◆ **YOUR GOAL**
Gather all lines with "document" from the records.

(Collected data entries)
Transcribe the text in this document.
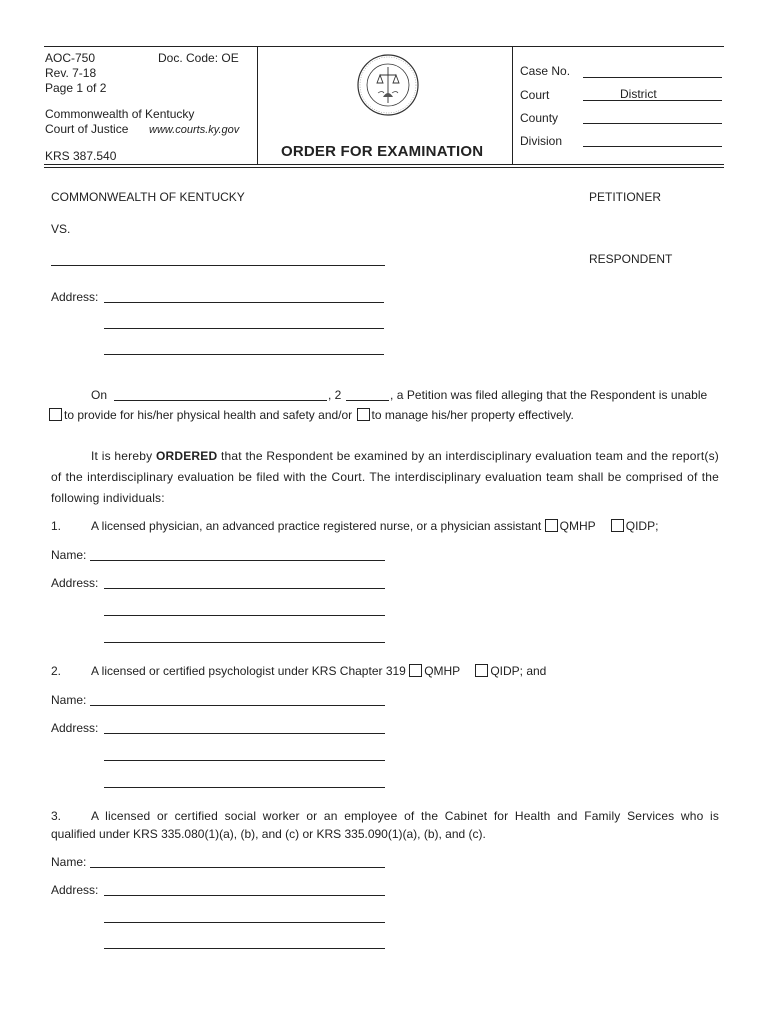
AOC-750	Doc. Code: OE
Rev. 7-18
Page 1 of 2
Commonwealth of Kentucky
Court of Justice www.courts.ky.gov
KRS 387.540	ORDER FOR EXAMINATION
Case No.
Court	District
County
Division
COMMONWEALTH OF KENTUCKY	PETITIONER
VS.
RESPONDENT
Address:
On	, 2	, a Petition was filed alleging that the Respondent is unable
to provide for his/her physical health and safety and/or to manage his/her property effectively.
It is hereby ORDERED that the Respondent be examined by an interdisciplinary evaluation team and the report(s) of the interdisciplinary evaluation be filed with the Court. The interdisciplinary evaluation team shall be comprised of the following individuals:
1. A licensed physician, an advanced practice registered nurse, or a physician assistant QMHP	QIDP;
Name:
Address:
2. A licensed or certified psychologist under KRS Chapter 319 QMHP	QIDP; and
Name:
Address:
3. A licensed or certified social worker or an employee of the Cabinet for Health and Family Services who is
qualified under KRS 335.080(1)(a), (b), and (c) or KRS 335.090(1)(a), (b), and (c).
Name:
Address:
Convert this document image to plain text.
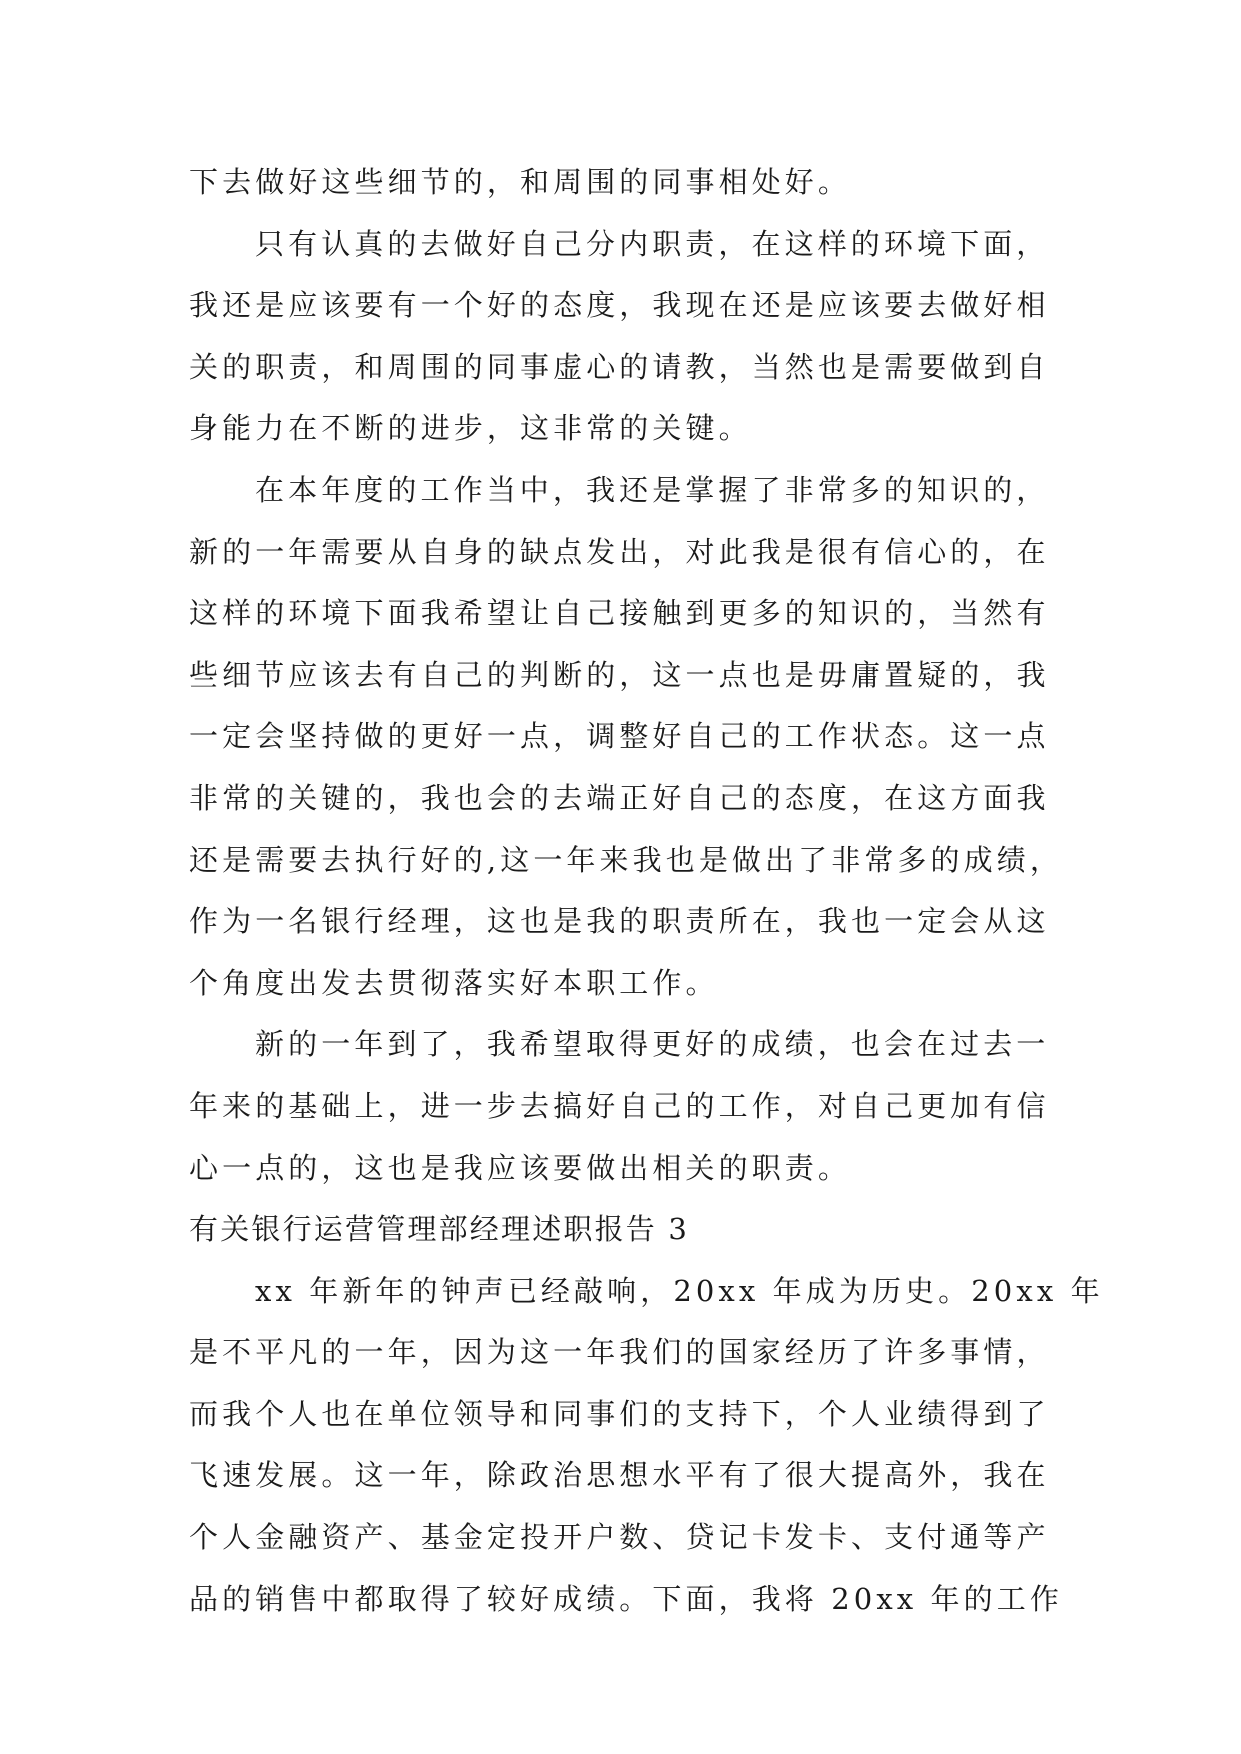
下去做好这些细节的，和周围的同事相处好。
只有认真的去做好自己分内职责，在这样的环境下面，
我还是应该要有一个好的态度，我现在还是应该要去做好相
关的职责，和周围的同事虚心的请教，当然也是需要做到自
身能力在不断的进步，这非常的关键。
在本年度的工作当中，我还是掌握了非常多的知识的，
新的一年需要从自身的缺点发出，对此我是很有信心的，在
这样的环境下面我希望让自己接触到更多的知识的，当然有
些细节应该去有自己的判断的，这一点也是毋庸置疑的，我
一定会坚持做的更好一点，调整好自己的工作状态。这一点
非常的关键的，我也会的去端正好自己的态度，在这方面我
还是需要去执行好的,这一年来我也是做出了非常多的成绩，
作为一名银行经理，这也是我的职责所在，我也一定会从这
个角度出发去贯彻落实好本职工作。
新的一年到了，我希望取得更好的成绩，也会在过去一
年来的基础上，进一步去搞好自己的工作，对自己更加有信
心一点的，这也是我应该要做出相关的职责。
有关银行运营管理部经理述职报告 3
xx 年新年的钟声已经敲响，20xx 年成为历史。20xx 年
是不平凡的一年，因为这一年我们的国家经历了许多事情，
而我个人也在单位领导和同事们的支持下，个人业绩得到了
飞速发展。这一年，除政治思想水平有了很大提高外，我在
个人金融资产、基金定投开户数、贷记卡发卡、支付通等产
品的销售中都取得了较好成绩。下面，我将 20xx 年的工作
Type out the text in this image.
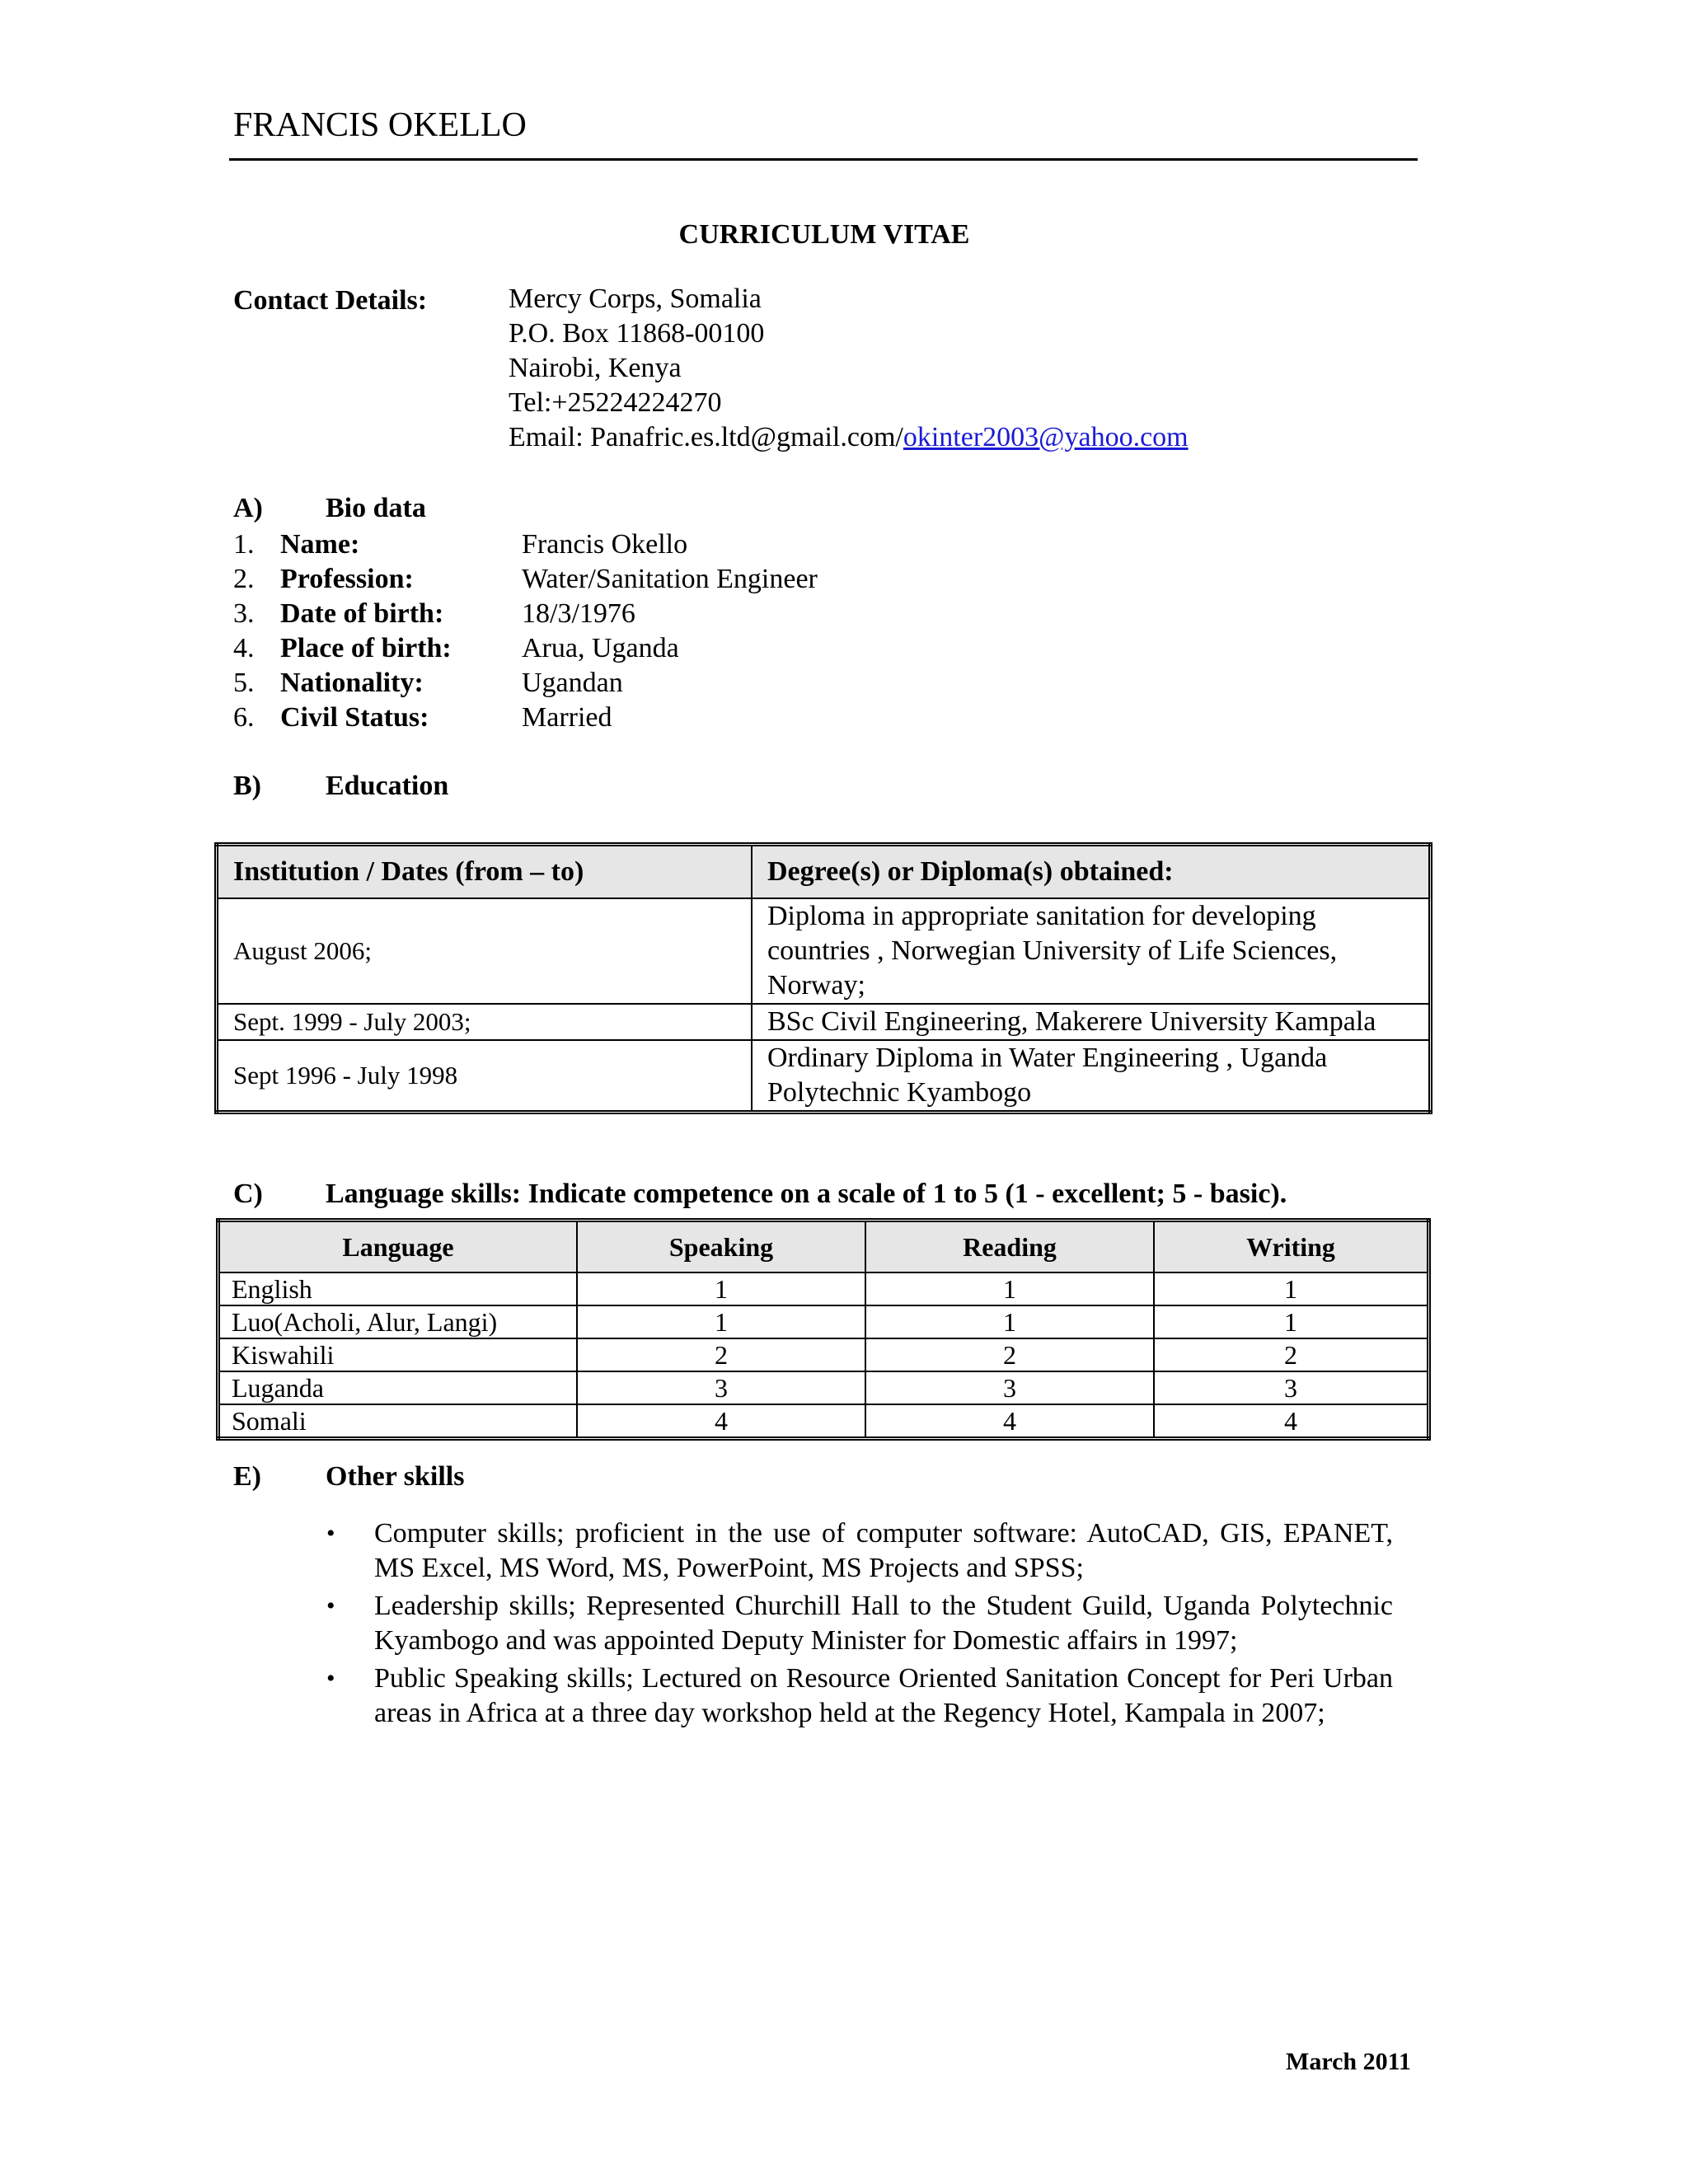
FRANCIS OKELLO
CURRICULUM VITAE
Contact Details:	Mercy Corps, Somalia
P.O. Box 11868-00100
Nairobi, Kenya
Tel:+25224224270
Email: Panafric.es.ltd@gmail.com/okinter2003@yahoo.com
A) Bio data
1. Name:	Francis Okello
2. Profession:	Water/Sanitation Engineer
3. Date of birth:	18/3/1976
4. Place of birth:	Arua, Uganda
5. Nationality:	Ugandan
6. Civil Status:	Married
B) Education
Institution / Dates (from – to)	Degree(s) or Diploma(s) obtained:
August 2006;	Diploma in appropriate sanitation for developing countries , Norwegian University of Life Sciences, Norway;
Sept. 1999 - July 2003;	BSc Civil Engineering, Makerere University Kampala
Sept 1996 - July 1998	Ordinary Diploma in Water Engineering , Uganda Polytechnic Kyambogo
C) Language skills: Indicate competence on a scale of 1 to 5 (1 - excellent; 5 - basic).
Language	Speaking	Reading	Writing
English	1	1	1
Luo(Acholi, Alur, Langi)	1	1	1
Kiswahili	2	2	2
Luganda	3	3	3
Somali	4	4	4
E) Other skills
• Computer skills; proficient in the use of computer software: AutoCAD, GIS, EPANET, MS Excel, MS Word, MS, PowerPoint, MS Projects and SPSS;
• Leadership skills; Represented Churchill Hall to the Student Guild, Uganda Polytechnic Kyambogo and was appointed Deputy Minister for Domestic affairs in 1997;
• Public Speaking skills; Lectured on Resource Oriented Sanitation Concept for Peri Urban areas in Africa at a three day workshop held at the Regency Hotel, Kampala in 2007;
March 2011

◆ **RIGHT ANSWER**
Transcribe the text in this document.
Convert this document image to plain text.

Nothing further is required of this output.